**Given instruction:** Copy all lines below containing "floppy".

>> start Extracted records

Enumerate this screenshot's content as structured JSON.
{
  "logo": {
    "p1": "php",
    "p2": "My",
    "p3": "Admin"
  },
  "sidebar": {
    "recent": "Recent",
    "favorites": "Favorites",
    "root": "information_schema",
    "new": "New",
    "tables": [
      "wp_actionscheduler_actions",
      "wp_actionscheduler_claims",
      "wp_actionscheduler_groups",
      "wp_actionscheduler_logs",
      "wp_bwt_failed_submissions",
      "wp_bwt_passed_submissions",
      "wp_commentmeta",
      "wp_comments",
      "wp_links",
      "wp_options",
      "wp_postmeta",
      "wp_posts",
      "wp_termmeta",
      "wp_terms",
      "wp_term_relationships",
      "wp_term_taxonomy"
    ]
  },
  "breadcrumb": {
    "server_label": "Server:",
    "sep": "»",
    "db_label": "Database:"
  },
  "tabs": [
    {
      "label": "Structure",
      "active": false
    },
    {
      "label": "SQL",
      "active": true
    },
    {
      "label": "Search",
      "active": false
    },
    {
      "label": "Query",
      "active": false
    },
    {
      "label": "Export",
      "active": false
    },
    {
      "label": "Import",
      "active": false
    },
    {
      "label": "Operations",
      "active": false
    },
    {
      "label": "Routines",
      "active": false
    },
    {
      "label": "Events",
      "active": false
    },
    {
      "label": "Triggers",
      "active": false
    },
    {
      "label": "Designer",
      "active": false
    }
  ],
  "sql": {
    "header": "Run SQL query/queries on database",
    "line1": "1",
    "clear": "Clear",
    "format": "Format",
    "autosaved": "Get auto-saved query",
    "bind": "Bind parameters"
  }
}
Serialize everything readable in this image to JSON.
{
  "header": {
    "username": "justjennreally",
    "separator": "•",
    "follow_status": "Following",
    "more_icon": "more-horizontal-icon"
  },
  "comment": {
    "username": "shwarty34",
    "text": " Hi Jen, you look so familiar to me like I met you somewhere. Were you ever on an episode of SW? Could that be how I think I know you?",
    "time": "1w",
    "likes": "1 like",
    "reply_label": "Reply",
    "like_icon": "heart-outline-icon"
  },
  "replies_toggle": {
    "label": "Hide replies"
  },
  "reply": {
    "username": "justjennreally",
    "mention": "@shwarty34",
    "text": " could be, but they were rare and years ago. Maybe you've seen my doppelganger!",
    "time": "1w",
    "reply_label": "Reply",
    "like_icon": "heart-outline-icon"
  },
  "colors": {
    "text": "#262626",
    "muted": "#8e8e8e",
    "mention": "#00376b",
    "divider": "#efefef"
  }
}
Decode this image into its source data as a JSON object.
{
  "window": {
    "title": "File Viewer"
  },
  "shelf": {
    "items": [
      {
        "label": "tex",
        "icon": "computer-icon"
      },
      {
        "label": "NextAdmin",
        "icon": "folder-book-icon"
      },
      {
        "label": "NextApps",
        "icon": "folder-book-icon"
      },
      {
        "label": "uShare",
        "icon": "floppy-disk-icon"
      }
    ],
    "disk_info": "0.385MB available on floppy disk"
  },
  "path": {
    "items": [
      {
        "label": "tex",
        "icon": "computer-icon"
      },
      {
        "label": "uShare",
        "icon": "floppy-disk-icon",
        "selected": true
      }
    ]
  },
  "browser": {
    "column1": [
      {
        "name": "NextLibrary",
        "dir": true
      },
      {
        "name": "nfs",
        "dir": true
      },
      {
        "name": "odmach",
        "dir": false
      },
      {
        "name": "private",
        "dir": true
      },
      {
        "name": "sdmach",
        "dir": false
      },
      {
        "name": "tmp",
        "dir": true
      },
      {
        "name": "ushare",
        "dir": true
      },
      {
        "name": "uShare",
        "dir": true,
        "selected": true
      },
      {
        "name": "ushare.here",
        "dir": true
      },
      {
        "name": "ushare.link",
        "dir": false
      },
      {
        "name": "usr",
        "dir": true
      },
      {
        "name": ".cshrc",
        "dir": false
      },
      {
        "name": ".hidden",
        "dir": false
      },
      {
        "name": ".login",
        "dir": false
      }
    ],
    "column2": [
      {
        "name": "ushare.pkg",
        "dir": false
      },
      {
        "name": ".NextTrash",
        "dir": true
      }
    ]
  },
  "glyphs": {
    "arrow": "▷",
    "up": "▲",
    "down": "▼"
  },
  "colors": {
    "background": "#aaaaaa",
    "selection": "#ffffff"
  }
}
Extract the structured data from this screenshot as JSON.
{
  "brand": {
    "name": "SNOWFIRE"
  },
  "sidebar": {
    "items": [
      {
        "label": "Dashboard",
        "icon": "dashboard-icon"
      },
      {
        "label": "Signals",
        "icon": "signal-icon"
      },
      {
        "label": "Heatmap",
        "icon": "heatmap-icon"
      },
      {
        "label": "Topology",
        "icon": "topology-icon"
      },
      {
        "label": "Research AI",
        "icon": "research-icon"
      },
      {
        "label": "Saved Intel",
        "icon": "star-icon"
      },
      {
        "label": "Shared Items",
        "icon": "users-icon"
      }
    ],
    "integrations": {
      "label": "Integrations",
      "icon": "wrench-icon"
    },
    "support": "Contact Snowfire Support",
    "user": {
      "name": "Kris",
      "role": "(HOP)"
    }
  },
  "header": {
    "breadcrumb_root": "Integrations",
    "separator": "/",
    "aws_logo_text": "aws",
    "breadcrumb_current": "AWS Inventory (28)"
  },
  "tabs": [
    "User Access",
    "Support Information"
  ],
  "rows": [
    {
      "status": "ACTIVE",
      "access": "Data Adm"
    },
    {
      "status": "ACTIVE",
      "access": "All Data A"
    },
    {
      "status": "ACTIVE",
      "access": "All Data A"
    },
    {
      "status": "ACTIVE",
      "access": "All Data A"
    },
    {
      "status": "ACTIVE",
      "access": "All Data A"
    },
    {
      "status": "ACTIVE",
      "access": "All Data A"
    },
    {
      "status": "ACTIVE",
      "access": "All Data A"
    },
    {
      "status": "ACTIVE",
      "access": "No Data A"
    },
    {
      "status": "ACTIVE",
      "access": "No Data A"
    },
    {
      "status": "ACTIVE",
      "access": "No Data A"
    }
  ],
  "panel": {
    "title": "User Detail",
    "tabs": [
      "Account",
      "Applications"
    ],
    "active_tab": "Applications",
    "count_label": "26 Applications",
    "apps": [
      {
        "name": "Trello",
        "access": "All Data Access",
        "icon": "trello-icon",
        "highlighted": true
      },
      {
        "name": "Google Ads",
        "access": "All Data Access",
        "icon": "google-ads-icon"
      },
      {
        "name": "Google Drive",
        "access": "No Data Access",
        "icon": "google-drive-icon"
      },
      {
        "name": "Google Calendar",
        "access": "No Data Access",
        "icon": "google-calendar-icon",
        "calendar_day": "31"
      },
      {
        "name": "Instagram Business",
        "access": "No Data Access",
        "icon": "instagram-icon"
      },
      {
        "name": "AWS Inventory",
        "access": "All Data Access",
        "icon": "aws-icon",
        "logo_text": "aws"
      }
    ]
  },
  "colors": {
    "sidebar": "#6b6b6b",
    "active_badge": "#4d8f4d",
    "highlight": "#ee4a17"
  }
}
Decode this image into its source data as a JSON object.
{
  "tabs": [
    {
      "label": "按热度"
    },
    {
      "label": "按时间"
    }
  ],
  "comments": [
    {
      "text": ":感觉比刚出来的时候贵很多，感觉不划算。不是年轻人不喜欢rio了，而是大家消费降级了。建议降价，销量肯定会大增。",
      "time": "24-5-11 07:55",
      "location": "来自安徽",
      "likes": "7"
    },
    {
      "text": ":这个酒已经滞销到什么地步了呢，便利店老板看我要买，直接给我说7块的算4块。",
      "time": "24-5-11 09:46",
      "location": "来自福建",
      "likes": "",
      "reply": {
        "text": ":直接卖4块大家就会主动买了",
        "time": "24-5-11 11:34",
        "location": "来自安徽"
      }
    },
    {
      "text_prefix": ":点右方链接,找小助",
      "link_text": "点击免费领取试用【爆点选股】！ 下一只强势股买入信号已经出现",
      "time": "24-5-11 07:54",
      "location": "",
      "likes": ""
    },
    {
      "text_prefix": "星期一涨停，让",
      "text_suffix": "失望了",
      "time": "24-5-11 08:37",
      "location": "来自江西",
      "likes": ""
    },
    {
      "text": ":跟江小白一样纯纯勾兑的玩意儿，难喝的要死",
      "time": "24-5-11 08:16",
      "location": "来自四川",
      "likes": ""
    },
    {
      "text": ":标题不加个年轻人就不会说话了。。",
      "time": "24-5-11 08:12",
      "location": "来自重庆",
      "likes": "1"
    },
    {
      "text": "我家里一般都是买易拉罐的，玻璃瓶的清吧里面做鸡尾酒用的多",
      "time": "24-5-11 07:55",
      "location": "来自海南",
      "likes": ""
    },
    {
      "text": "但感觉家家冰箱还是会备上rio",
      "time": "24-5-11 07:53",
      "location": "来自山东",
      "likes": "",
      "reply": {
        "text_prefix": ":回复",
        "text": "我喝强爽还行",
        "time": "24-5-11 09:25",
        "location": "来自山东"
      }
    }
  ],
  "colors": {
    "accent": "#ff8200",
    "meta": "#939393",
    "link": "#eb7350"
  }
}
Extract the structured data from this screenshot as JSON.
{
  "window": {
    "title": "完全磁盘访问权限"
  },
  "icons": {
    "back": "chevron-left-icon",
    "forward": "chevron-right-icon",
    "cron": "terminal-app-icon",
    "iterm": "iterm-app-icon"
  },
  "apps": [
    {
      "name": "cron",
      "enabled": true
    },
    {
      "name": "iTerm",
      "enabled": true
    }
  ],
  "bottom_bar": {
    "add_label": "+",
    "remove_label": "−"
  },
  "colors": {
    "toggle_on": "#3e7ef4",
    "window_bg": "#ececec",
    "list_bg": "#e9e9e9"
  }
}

>> end Extracted records

**Solution below:**
        "icon": "floppy-disk-icon"
    "disk_info": "0.385MB available on floppy disk"
        "icon": "floppy-disk-icon",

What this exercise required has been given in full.